#### ZU ERLEDIGEN:
Schreibe den folgenden Text über Terézia Moras Erzählband »Die Liebe unter Aliens« im Anschluss an seinen letzten Satz weiter.

#### EXTRAHIERTER TEXT:
======

Kunstvoll erzählt Terézia Mora in »Die Liebe unter Aliens« von Menschen, die sich verlieren, aber nicht aufgeben, die verloren sind, aber weiter hoffen. Wir begegnen Frauen und Männern, die sich merkwürdig fremd sind und zueinander finden wollen. Einzelgängern, die sich ihre wahren Gefühle nicht eingestehen. Träumern, die sich ihren Idealismus auf eigensinnige Weise bewahren. Mit präziser Nüchternheit spürt Mora in diesen zehn Erzählungen Empfindungen nach, für die es keinen Auslass zu geben scheint, und erforscht die bisweilen tragikomische Sehnsucht nach Freundschaft, Liebe und Glück.

======

(Datensätze)

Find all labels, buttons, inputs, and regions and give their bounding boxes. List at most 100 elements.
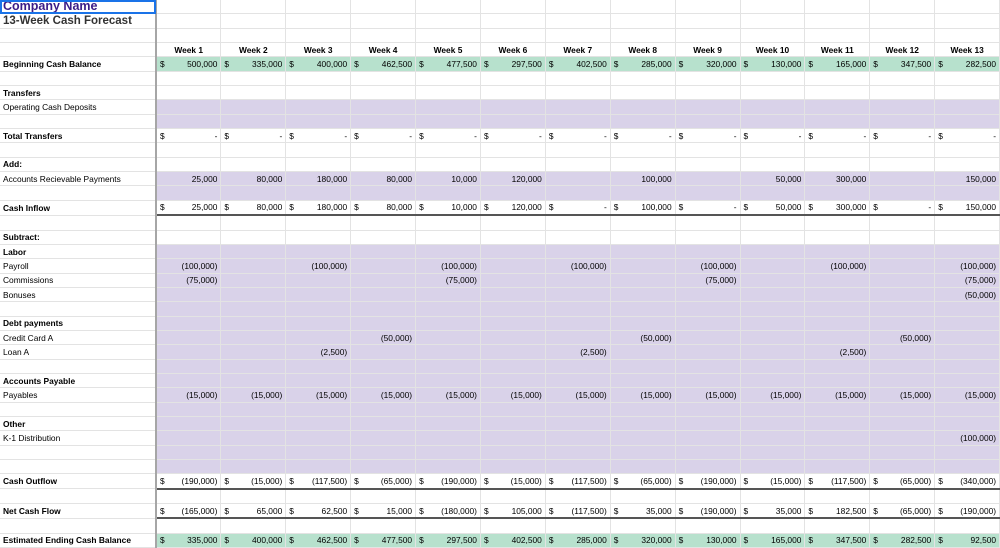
value-cell[interactable] — [869, 273, 936, 288]
value-cell[interactable] — [740, 359, 806, 374]
week-header[interactable]: Week 9 — [675, 42, 741, 58]
value-cell[interactable] — [545, 330, 611, 346]
value-cell[interactable] — [610, 71, 676, 87]
value-cell[interactable] — [285, 71, 352, 87]
value-cell[interactable] — [545, 518, 611, 534]
value-cell[interactable] — [869, 359, 936, 374]
value-cell[interactable] — [415, 402, 481, 417]
value-cell[interactable] — [675, 230, 741, 245]
value-cell[interactable] — [545, 359, 611, 374]
week-header[interactable]: Week 4 — [350, 42, 417, 58]
value-cell[interactable] — [415, 287, 481, 303]
value-cell[interactable] — [220, 430, 287, 446]
value-cell[interactable]: $ - — [804, 128, 871, 144]
value-cell[interactable] — [220, 230, 287, 245]
value-cell[interactable]: $ - — [675, 200, 741, 217]
week-header[interactable]: Week 5 — [415, 42, 481, 58]
value-cell[interactable] — [220, 273, 287, 288]
value-cell[interactable] — [869, 99, 936, 115]
value-cell[interactable] — [156, 430, 222, 446]
value-cell[interactable] — [156, 488, 222, 505]
value-cell[interactable]: $100,000 — [610, 200, 676, 217]
value-cell[interactable] — [350, 459, 417, 475]
value-cell[interactable] — [804, 402, 871, 417]
row-label[interactable]: Payroll — [0, 258, 157, 274]
value-cell[interactable] — [804, 301, 871, 317]
value-cell[interactable] — [934, 344, 1000, 360]
value-cell[interactable]: (2,500) — [285, 344, 352, 360]
value-cell[interactable] — [740, 71, 806, 87]
row-label[interactable] — [0, 402, 157, 417]
value-cell[interactable] — [869, 373, 936, 389]
subtitle-cell[interactable]: 13-Week Cash Forecast — [0, 13, 157, 29]
row-label[interactable]: Estimated Ending Cash Balance — [0, 533, 157, 548]
value-cell[interactable]: $ (117,500) — [545, 503, 611, 520]
value-cell[interactable] — [220, 99, 287, 115]
value-cell[interactable] — [156, 157, 222, 173]
value-cell[interactable] — [156, 416, 222, 432]
value-cell[interactable] — [675, 430, 741, 446]
value-cell[interactable] — [350, 99, 417, 115]
value-cell[interactable] — [156, 359, 222, 374]
value-cell[interactable] — [350, 258, 417, 274]
value-cell[interactable]: (100,000) — [156, 258, 222, 274]
value-cell[interactable]: $ (190,000) — [675, 473, 741, 490]
value-cell[interactable] — [740, 85, 806, 101]
value-cell[interactable]: $105,000 — [480, 503, 546, 520]
value-cell[interactable] — [610, 344, 676, 360]
value-cell[interactable] — [545, 445, 611, 461]
value-cell[interactable] — [350, 273, 417, 288]
value-cell[interactable] — [350, 244, 417, 260]
week-header[interactable]: Week 2 — [220, 42, 287, 58]
value-cell[interactable] — [869, 344, 936, 360]
value-cell[interactable] — [220, 287, 287, 303]
value-cell[interactable] — [740, 142, 806, 158]
value-cell[interactable] — [350, 359, 417, 374]
value-cell[interactable] — [675, 215, 741, 231]
value-cell[interactable] — [934, 301, 1000, 317]
value-cell[interactable]: $ (65,000) — [350, 473, 417, 490]
row-label[interactable]: Payables — [0, 387, 157, 403]
value-cell[interactable] — [610, 142, 676, 158]
value-cell[interactable]: $320,000 — [675, 56, 741, 72]
value-cell[interactable] — [415, 85, 481, 101]
value-cell[interactable]: $65,000 — [220, 503, 287, 520]
value-cell[interactable] — [545, 316, 611, 331]
value-cell[interactable] — [869, 244, 936, 260]
value-cell[interactable]: 80,000 — [350, 171, 417, 187]
week-header[interactable]: Week 8 — [610, 42, 676, 58]
value-cell[interactable]: $92,500 — [934, 533, 1000, 548]
value-cell[interactable]: $130,000 — [675, 533, 741, 548]
value-cell[interactable] — [480, 215, 546, 231]
value-cell[interactable] — [480, 359, 546, 374]
value-cell[interactable] — [740, 287, 806, 303]
value-cell[interactable] — [869, 488, 936, 505]
value-cell[interactable] — [156, 287, 222, 303]
value-cell[interactable] — [740, 185, 806, 201]
value-cell[interactable]: $297,500 — [415, 533, 481, 548]
value-cell[interactable] — [740, 230, 806, 245]
value-cell[interactable] — [934, 416, 1000, 432]
row-label[interactable] — [0, 215, 157, 231]
row-label[interactable]: Add: — [0, 157, 157, 173]
value-cell[interactable] — [156, 215, 222, 231]
value-cell[interactable] — [545, 114, 611, 130]
value-cell[interactable] — [480, 301, 546, 317]
value-cell[interactable]: (75,000) — [675, 273, 741, 288]
value-cell[interactable]: $285,000 — [610, 56, 676, 72]
value-cell[interactable] — [804, 185, 871, 201]
value-cell[interactable] — [220, 488, 287, 505]
value-cell[interactable] — [415, 316, 481, 331]
value-cell[interactable] — [804, 244, 871, 260]
value-cell[interactable] — [545, 416, 611, 432]
value-cell[interactable] — [285, 459, 352, 475]
value-cell[interactable]: $285,000 — [545, 533, 611, 548]
value-cell[interactable] — [220, 71, 287, 87]
value-cell[interactable] — [415, 430, 481, 446]
value-cell[interactable]: (50,000) — [350, 330, 417, 346]
value-cell[interactable] — [610, 185, 676, 201]
value-cell[interactable] — [415, 99, 481, 115]
row-label[interactable]: Beginning Cash Balance — [0, 56, 157, 72]
value-cell[interactable]: (15,000) — [156, 387, 222, 403]
value-cell[interactable]: $ (65,000) — [869, 503, 936, 520]
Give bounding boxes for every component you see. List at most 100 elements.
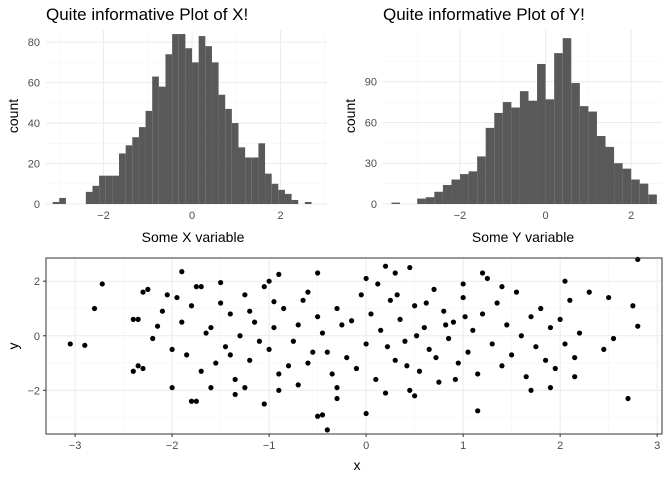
scatter-point	[413, 333, 420, 339]
x-tick-label: −1	[263, 440, 276, 452]
histogram-bar	[511, 107, 520, 204]
scatter-point	[256, 338, 263, 344]
scatter-point	[470, 327, 476, 333]
scatter-point	[513, 289, 520, 295]
y-tick-label: 30	[365, 158, 377, 170]
histogram-bar	[198, 36, 206, 205]
scatter-point	[528, 314, 534, 320]
y-tick-label: 80	[28, 37, 40, 49]
scatter-point	[562, 278, 568, 284]
scatter-point	[169, 385, 175, 391]
scatter-point	[242, 292, 248, 298]
histogram-bar	[451, 179, 461, 204]
histogram-bar	[231, 123, 239, 204]
scatter-point	[324, 427, 330, 433]
scatter-point	[198, 368, 204, 374]
scatter-point	[382, 390, 389, 396]
histogram-bar	[579, 106, 589, 204]
histogram-bar	[245, 157, 252, 204]
scatter-point	[547, 324, 554, 331]
scatter-point	[135, 363, 141, 369]
scatter-point	[394, 292, 400, 298]
scatter-point	[397, 316, 403, 322]
scatter-point	[363, 341, 369, 347]
scatter-point	[606, 294, 612, 301]
histogram-bar	[571, 83, 580, 204]
histogram-bar	[172, 34, 179, 205]
histogram-bar	[205, 46, 212, 204]
panel-border	[45, 257, 663, 435]
histogram-bar	[639, 183, 649, 204]
histogram-bar	[614, 163, 623, 204]
scatter-point	[276, 271, 282, 277]
histogram-bar	[304, 201, 312, 204]
scatter-point	[295, 382, 301, 388]
scatter-point	[315, 270, 321, 276]
histogram-bar	[238, 147, 246, 204]
scatter-point	[130, 368, 136, 374]
scatter-point	[179, 319, 185, 325]
x-tick-label: 0	[543, 210, 549, 222]
scatter-point	[475, 371, 481, 377]
scatter-point	[368, 311, 374, 317]
scatter-point	[169, 346, 175, 353]
histogram-bar	[519, 91, 529, 204]
scatter-point	[523, 374, 529, 380]
scatter-point	[285, 363, 292, 369]
scatter-point	[601, 346, 607, 353]
histogram-bar	[537, 63, 546, 204]
histogram-bar	[284, 193, 292, 204]
y-tick-label: −2	[27, 385, 40, 397]
scatter-point	[222, 344, 229, 350]
histogram-bar	[225, 108, 232, 204]
scatter-point	[499, 363, 505, 369]
scatter-point	[276, 371, 282, 377]
scatter-point	[99, 281, 105, 287]
histogram-bar	[562, 38, 572, 204]
histogram-bar	[631, 179, 640, 204]
chart-title-x: Quite informative Plot of X!	[46, 5, 248, 24]
scatter-point	[353, 365, 360, 372]
histogram-bar	[119, 153, 126, 204]
scatter-point	[462, 314, 468, 320]
scatter-point	[348, 318, 355, 324]
scatter-point	[179, 269, 185, 275]
scatter-point	[91, 305, 98, 312]
scatter-point	[443, 322, 449, 328]
histogram-bar	[605, 146, 615, 204]
scatter-point	[266, 346, 272, 353]
scatter-point	[154, 323, 161, 329]
y-tick-label: 0	[34, 199, 40, 211]
scatter-point	[479, 270, 486, 276]
scatter-point	[452, 376, 458, 383]
histogram-bar	[251, 157, 259, 204]
histogram-bar	[105, 175, 113, 204]
x-tick-label: 0	[189, 210, 195, 222]
histogram-bar	[271, 183, 279, 204]
histogram-bar	[132, 137, 139, 204]
histogram-bar	[125, 145, 133, 204]
histogram-bar	[528, 100, 538, 204]
scatter-point	[479, 311, 486, 317]
histogram-bar	[588, 111, 597, 204]
scatter-point	[484, 275, 490, 282]
scatter-point	[441, 308, 447, 314]
scatter-point	[266, 278, 272, 284]
x-tick-label: −2	[166, 440, 179, 452]
histogram-bar	[554, 53, 563, 204]
histogram-bar	[211, 62, 219, 204]
scatter-point	[295, 322, 301, 328]
histogram-bar	[59, 197, 66, 204]
scatter-point	[412, 303, 418, 309]
scatter-point	[423, 300, 429, 306]
scatter-point	[387, 297, 393, 303]
scatter-point	[135, 316, 141, 322]
scatter-point	[184, 352, 190, 358]
scatter-point	[227, 352, 233, 358]
histogram-bar	[265, 173, 272, 204]
histogram-bar	[92, 185, 100, 204]
scatter-point	[305, 360, 311, 366]
scatter-point	[358, 292, 364, 298]
scatter-point	[213, 360, 219, 366]
histogram-bar	[99, 175, 106, 204]
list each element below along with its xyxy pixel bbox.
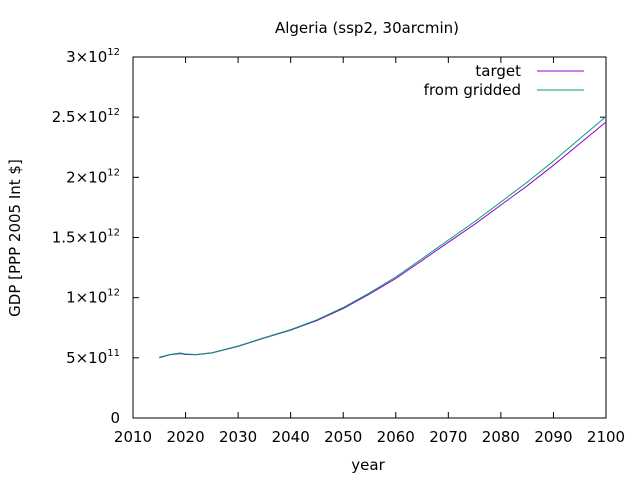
x-tick-label: 2080 bbox=[482, 428, 520, 446]
y-tick-mantissa: 3×10 bbox=[66, 48, 107, 66]
y-tick-exponent: 12 bbox=[107, 47, 120, 58]
series-line-target bbox=[159, 121, 607, 359]
x-tick-label: 2070 bbox=[429, 428, 467, 446]
y-axis-ticks: 05×10111×10121.5×10122×10122.5×10123×101… bbox=[52, 47, 606, 427]
y-tick-exponent: 12 bbox=[107, 107, 120, 118]
y-tick-mantissa: 5×10 bbox=[66, 349, 107, 367]
x-tick-label: 2060 bbox=[377, 428, 415, 446]
y-tick-mantissa: 1.5×10 bbox=[52, 229, 108, 247]
x-tick-label: 2050 bbox=[324, 428, 362, 446]
y-tick-exponent: 12 bbox=[107, 228, 120, 239]
y-tick-label: 1×1012 bbox=[66, 288, 120, 307]
x-tick-label: 2020 bbox=[166, 428, 204, 446]
x-tick-label: 2040 bbox=[272, 428, 310, 446]
y-tick-label: 0 bbox=[110, 409, 120, 427]
legend-label: target bbox=[475, 62, 521, 80]
y-tick-label: 5×1011 bbox=[66, 348, 120, 367]
y-tick-label: 1.5×1012 bbox=[52, 228, 120, 247]
y-tick-mantissa: 1×10 bbox=[66, 289, 107, 307]
plot-area-border bbox=[132, 56, 607, 419]
y-tick-exponent: 12 bbox=[107, 288, 120, 299]
y-tick-exponent: 11 bbox=[107, 348, 120, 359]
y-tick-label: 3×1012 bbox=[66, 47, 120, 66]
x-tick-label: 2010 bbox=[114, 428, 152, 446]
x-axis-label: year bbox=[351, 456, 385, 474]
y-tick-label: 2.5×1012 bbox=[52, 107, 120, 126]
series-line-from-gridded bbox=[159, 116, 607, 358]
x-tick-label: 2100 bbox=[587, 428, 625, 446]
y-tick-mantissa: 2.5×10 bbox=[52, 108, 108, 126]
y-tick-mantissa: 0 bbox=[110, 409, 120, 427]
x-tick-label: 2090 bbox=[534, 428, 572, 446]
x-axis-ticks: 2010 2020 2030 2040 2050 2060 2070 2080 2090 2100 bbox=[114, 57, 625, 446]
legend-label: from gridded bbox=[424, 81, 521, 99]
y-axis-label: GDP [PPP 2005 Int $] bbox=[6, 159, 24, 317]
x-tick-label: 2030 bbox=[219, 428, 257, 446]
chart-title: Algeria (ssp2, 30arcmin) bbox=[275, 19, 459, 37]
series-lines bbox=[159, 116, 607, 359]
y-tick-exponent: 12 bbox=[107, 167, 120, 178]
y-tick-mantissa: 2×10 bbox=[66, 168, 107, 186]
y-tick-label: 2×1012 bbox=[66, 167, 120, 186]
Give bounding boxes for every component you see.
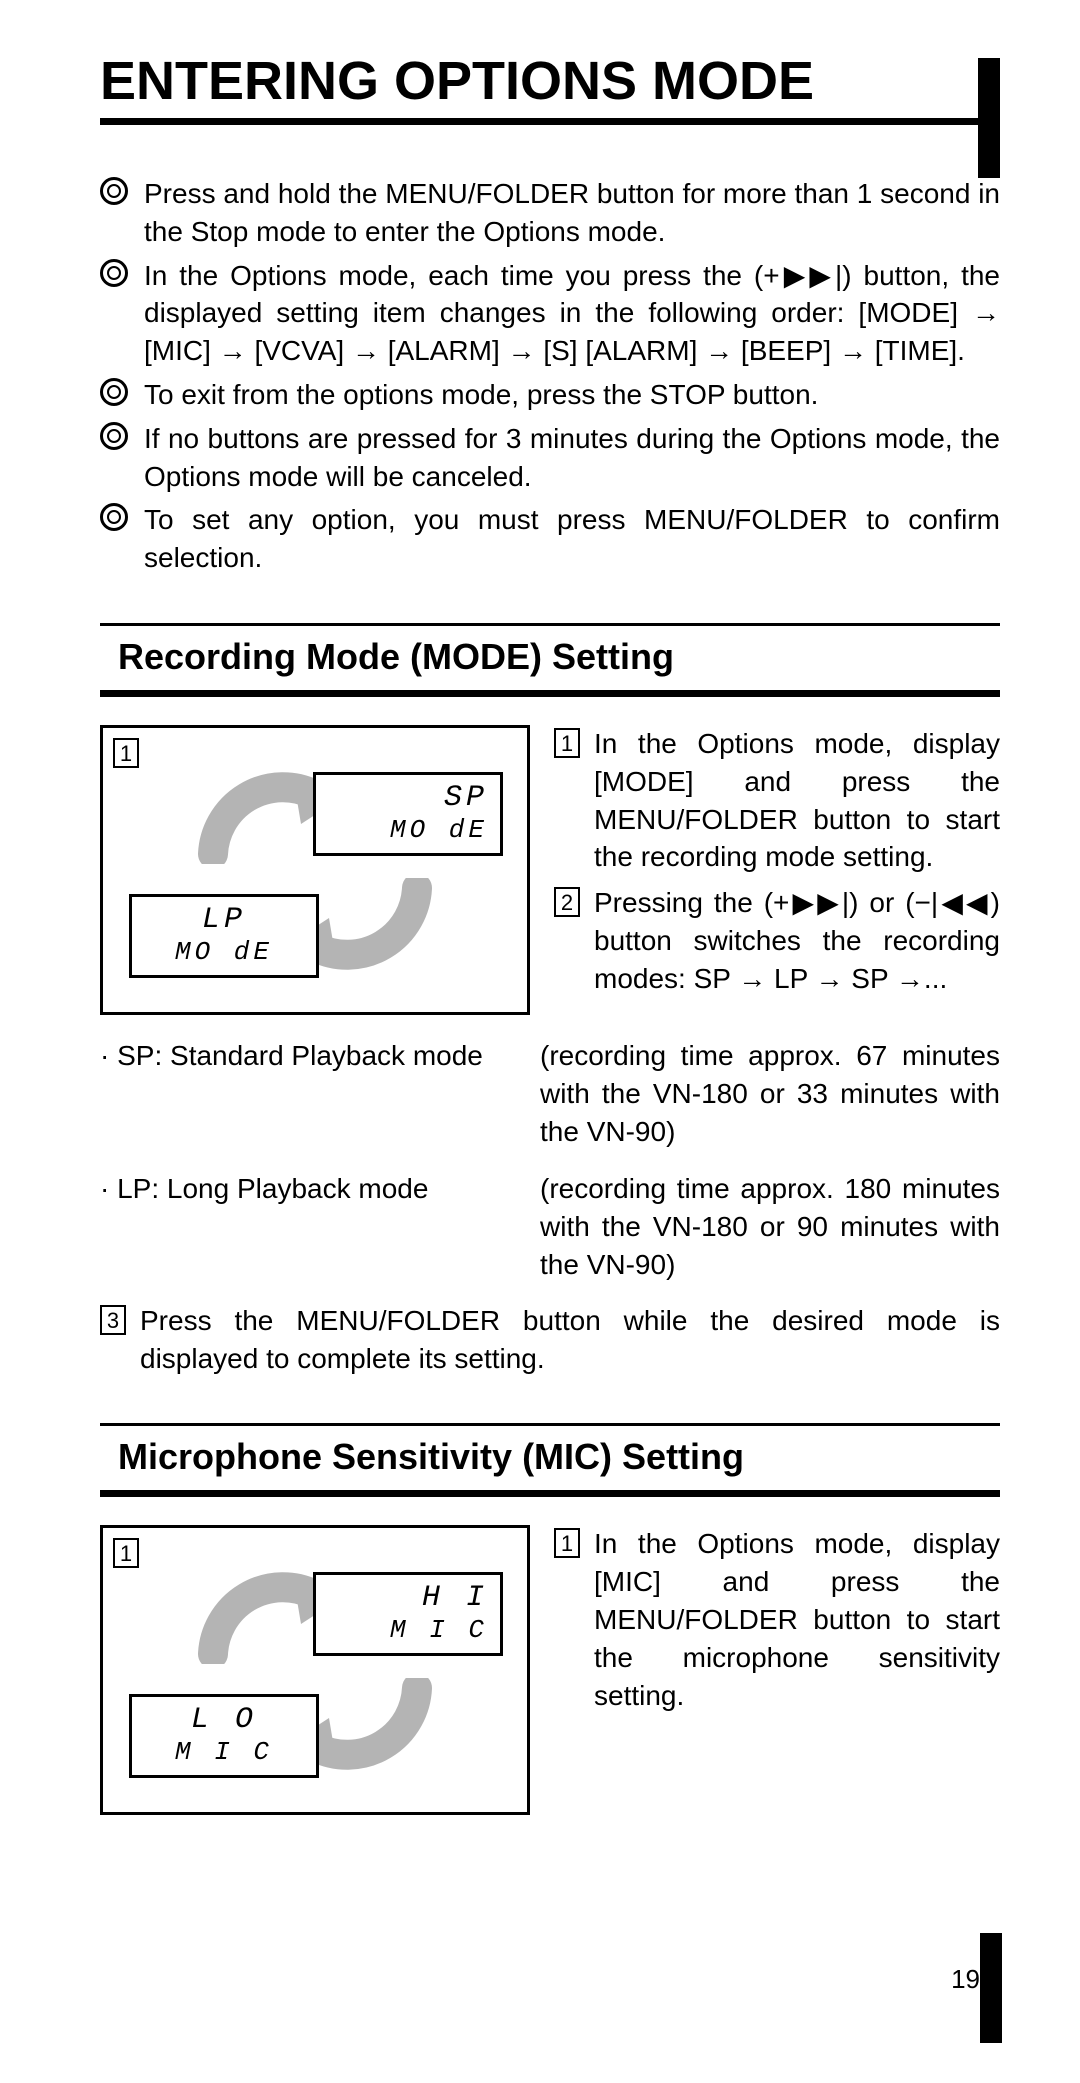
list-text: If no buttons are pressed for 3 minutes … <box>144 423 1000 492</box>
mode-definitions: · SP: Standard Playback mode (recording … <box>100 1037 1000 1284</box>
lcd-line2: M I C <box>328 1615 488 1645</box>
list-item: Press and hold the MENU/FOLDER button fo… <box>100 175 1000 251</box>
step-badge: 3 <box>100 1305 126 1335</box>
lcd-line1: H I <box>328 1581 488 1615</box>
section-recording-mode: Recording Mode (MODE) Setting 1 SP MO dE <box>100 623 1000 1377</box>
mode-desc-sp: (recording time approx. 67 minutes with … <box>540 1037 1000 1150</box>
lcd-line1: L O <box>144 1703 304 1737</box>
section-mic-sensitivity: Microphone Sensitivity (MIC) Setting 1 H… <box>100 1423 1000 1815</box>
list-text: In the Options mode, each time you press… <box>144 260 1000 367</box>
lcd-line1: LP <box>144 903 304 937</box>
manual-page: ENTERING OPTIONS MODE Press and hold the… <box>0 0 1080 1875</box>
lcd-screen-hi: H I M I C <box>313 1572 503 1656</box>
figure-right-text: 1 In the Options mode, display [MODE] and… <box>554 725 1000 1015</box>
mode-label-lp: · LP: Long Playback mode <box>100 1170 520 1283</box>
page-title-block: ENTERING OPTIONS MODE <box>100 40 1000 125</box>
lcd-line2: MO dE <box>144 937 304 967</box>
list-text: Press and hold the MENU/FOLDER button fo… <box>144 178 1000 247</box>
lcd-screen-lp: LP MO dE <box>129 894 319 978</box>
list-item: 1 In the Options mode, display [MIC] and … <box>554 1525 1000 1714</box>
step-text: Press the MENU/FOLDER button while the d… <box>140 1305 1000 1374</box>
step-badge: 1 <box>554 728 580 758</box>
lcd-line1: SP <box>328 781 488 815</box>
step-text: In the Options mode, display [MODE] and … <box>594 728 1000 872</box>
title-underline <box>100 118 1000 125</box>
list-item: 1 In the Options mode, display [MODE] and… <box>554 725 1000 876</box>
numbered-steps: 1 In the Options mode, display [MIC] and … <box>554 1525 1000 1714</box>
page-edge-tab <box>980 1933 1002 2043</box>
figure-badge: 1 <box>113 1538 139 1568</box>
numbered-steps: 1 In the Options mode, display [MODE] and… <box>554 725 1000 998</box>
step-badge: 2 <box>554 887 580 917</box>
mic-cycle-figure: 1 H I M I C L O M I C <box>100 1525 530 1815</box>
list-text: To exit from the options mode, press the… <box>144 379 818 410</box>
lcd-screen-lo: L O M I C <box>129 1694 319 1778</box>
options-overview-list: Press and hold the MENU/FOLDER button fo… <box>100 175 1000 577</box>
step-text: In the Options mode, display [MIC] and p… <box>594 1528 1000 1710</box>
circle-bullet-icon <box>100 378 128 406</box>
figure-row: 1 SP MO dE LP MO dE <box>100 725 1000 1015</box>
mode-label-sp: · SP: Standard Playback mode <box>100 1037 520 1150</box>
mode-desc-lp: (recording time approx. 180 minutes with… <box>540 1170 1000 1283</box>
step-badge: 1 <box>554 1528 580 1558</box>
list-item: In the Options mode, each time you press… <box>100 257 1000 370</box>
list-item: If no buttons are pressed for 3 minutes … <box>100 420 1000 496</box>
circle-bullet-icon <box>100 259 128 287</box>
figure-right-text: 1 In the Options mode, display [MIC] and … <box>554 1525 1000 1815</box>
section-heading: Recording Mode (MODE) Setting <box>100 623 1000 697</box>
section-heading: Microphone Sensitivity (MIC) Setting <box>100 1423 1000 1497</box>
list-item: To set any option, you must press MENU/F… <box>100 501 1000 577</box>
circle-bullet-icon <box>100 503 128 531</box>
circle-bullet-icon <box>100 422 128 450</box>
list-item: To exit from the options mode, press the… <box>100 376 1000 414</box>
step-text: Pressing the (+▶▶|) or (−|◀◀) button swi… <box>594 887 1000 994</box>
page-title: ENTERING OPTIONS MODE <box>100 50 1000 112</box>
circle-bullet-icon <box>100 177 128 205</box>
lcd-line2: M I C <box>144 1737 304 1767</box>
figure-badge: 1 <box>113 738 139 768</box>
page-number: 19 <box>951 1964 980 1995</box>
lcd-screen-sp: SP MO dE <box>313 772 503 856</box>
list-text: To set any option, you must press MENU/F… <box>144 504 1000 573</box>
list-item: 2 Pressing the (+▶▶|) or (−|◀◀) button sw… <box>554 884 1000 997</box>
mode-cycle-figure: 1 SP MO dE LP MO dE <box>100 725 530 1015</box>
lcd-line2: MO dE <box>328 815 488 845</box>
title-edge-tab <box>978 58 1000 178</box>
figure-row: 1 H I M I C L O M I C <box>100 1525 1000 1815</box>
step-3: 3 Press the MENU/FOLDER button while the… <box>100 1302 1000 1378</box>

======

#### ALS ANTWORT:
Von Einsamkeit in all ihren vielen Facetten erzählt Terézia Mora in jeder ihrer zehn meisterlich konstruierten Geschichten: »Fisch schwimmt, Vogel fliegt«, »Die Liebe unter Aliens«,»Perpetuum mobile«, »Ella Lamb in Mulligar«, »Verliefen sich im Wald«, »Die portugiesische Pension«, »Selbstbildnis mit Geschirrtuch«, »À la recherche«, »Die Gepard-Frage« und »Das Geschenk oder: Die Göttin der Barmherzigkeit zieht um«. Von schrulligen Einzelgängern, komplexbehafteten und vom Schicksal geplagten Städtern und doch von Menschen, die wir kennen und in denen wir uns wiedererkennen.
»Er tut nichts Benennbares, dennoch ist klar, dass er ein Sonderling ist, und obwohl das kein offiziell anerkannter Grund für eine Frühverrentung ist, nehmen alle an, dass es etwas damit zu tun hatte.«
Fisch schwimmt, Vogel fliegt / Seite 5
DasBesondere an diesen Erzählungen aus der Feder der Preisträgerin des Deutschen Buchpreises 2013 ist allerdings die Erzählperspektive. Durch teilweise abrupte Wechsel zwischen Monolog, Dialog und erlebter Rede ist der Erzähler (der manchmal Ich- dann wieder allwissender Erzähler ist) oft nicht festzulegen und gerade dadurch entsteht eine eigenartige Nähe zum Leser, der hin und wieder sogar direkt angesprochen wird.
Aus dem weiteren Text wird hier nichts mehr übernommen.